> _Task to complete_:
Scan the records below. List lines holding "with".

> _Excerpted records_:
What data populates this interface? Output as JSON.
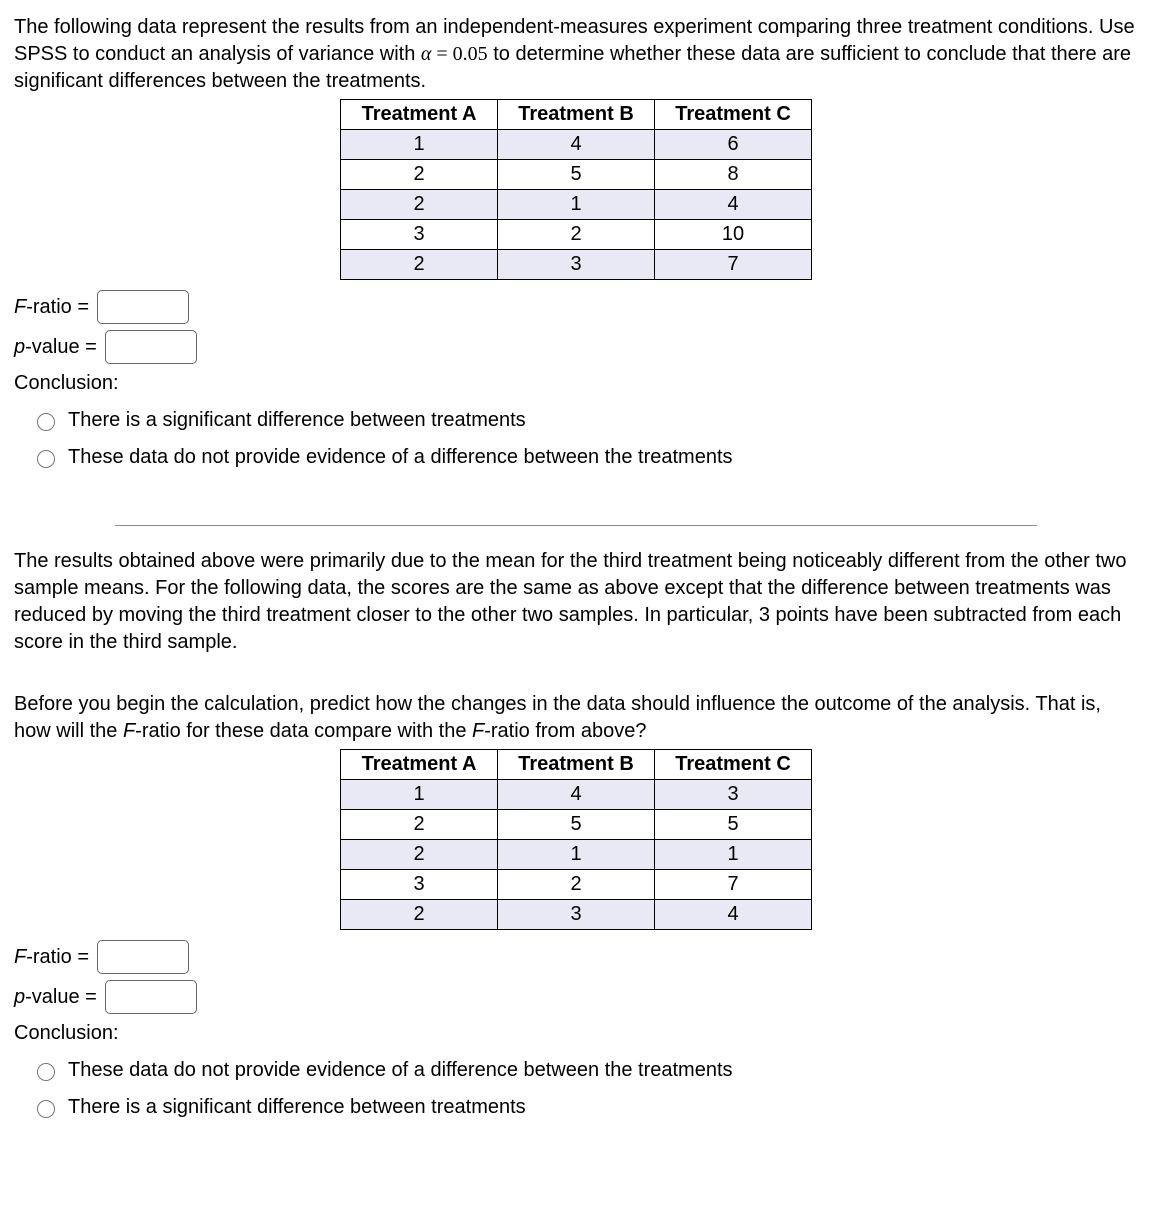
{
  "q1": {
    "intro": "The following data represent the results from an independent-measures experiment comparing three treatment conditions. Use SPSS to conduct an analysis of variance with α = 0.05 to determine whether these data are sufficient to conclude that there are significant differences between the treatments.",
    "table": {
      "headers": [
        "Treatment A",
        "Treatment B",
        "Treatment C"
      ],
      "rows": [
        [
          "1",
          "4",
          "6"
        ],
        [
          "2",
          "5",
          "8"
        ],
        [
          "2",
          "1",
          "4"
        ],
        [
          "3",
          "2",
          "10"
        ],
        [
          "2",
          "3",
          "7"
        ]
      ]
    },
    "f_label": "F-ratio =",
    "p_label": "p-value =",
    "conclusion_label": "Conclusion:",
    "options": [
      "There is a significant difference between treatments",
      "These data do not provide evidence of a difference between the treatments"
    ]
  },
  "q2": {
    "intro1": "The results obtained above were primarily due to the mean for the third treatment being noticeably different from the other two sample means. For the following data, the scores are the same as above except that the difference between treatments was reduced by moving the third treatment closer to the other two samples. In particular, 3 points have been subtracted from each score in the third sample.",
    "intro2": "Before you begin the calculation, predict how the changes in the data should influence the outcome of the analysis. That is, how will the F-ratio for these data compare with the F-ratio from above?",
    "table": {
      "headers": [
        "Treatment A",
        "Treatment B",
        "Treatment C"
      ],
      "rows": [
        [
          "1",
          "4",
          "3"
        ],
        [
          "2",
          "5",
          "5"
        ],
        [
          "2",
          "1",
          "1"
        ],
        [
          "3",
          "2",
          "7"
        ],
        [
          "2",
          "3",
          "4"
        ]
      ]
    },
    "f_label": "F-ratio =",
    "p_label": "p-value =",
    "conclusion_label": "Conclusion:",
    "options": [
      "These data do not provide evidence of a difference between the treatments",
      "There is a significant difference between treatments"
    ]
  }
}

> _Answer_:
    "intro": "The following data represent the results from an independent-measures experiment comparing three treatment conditions. Use SPSS to conduct an analysis of variance with α = 0.05 to determine whether these data are sufficient to conclude that there are significant differences between the treatments.",
    "intro2": "Before you begin the calculation, predict how the changes in the data should influence the outcome of the analysis. That is, how will the F-ratio for these data compare with the F-ratio from above?",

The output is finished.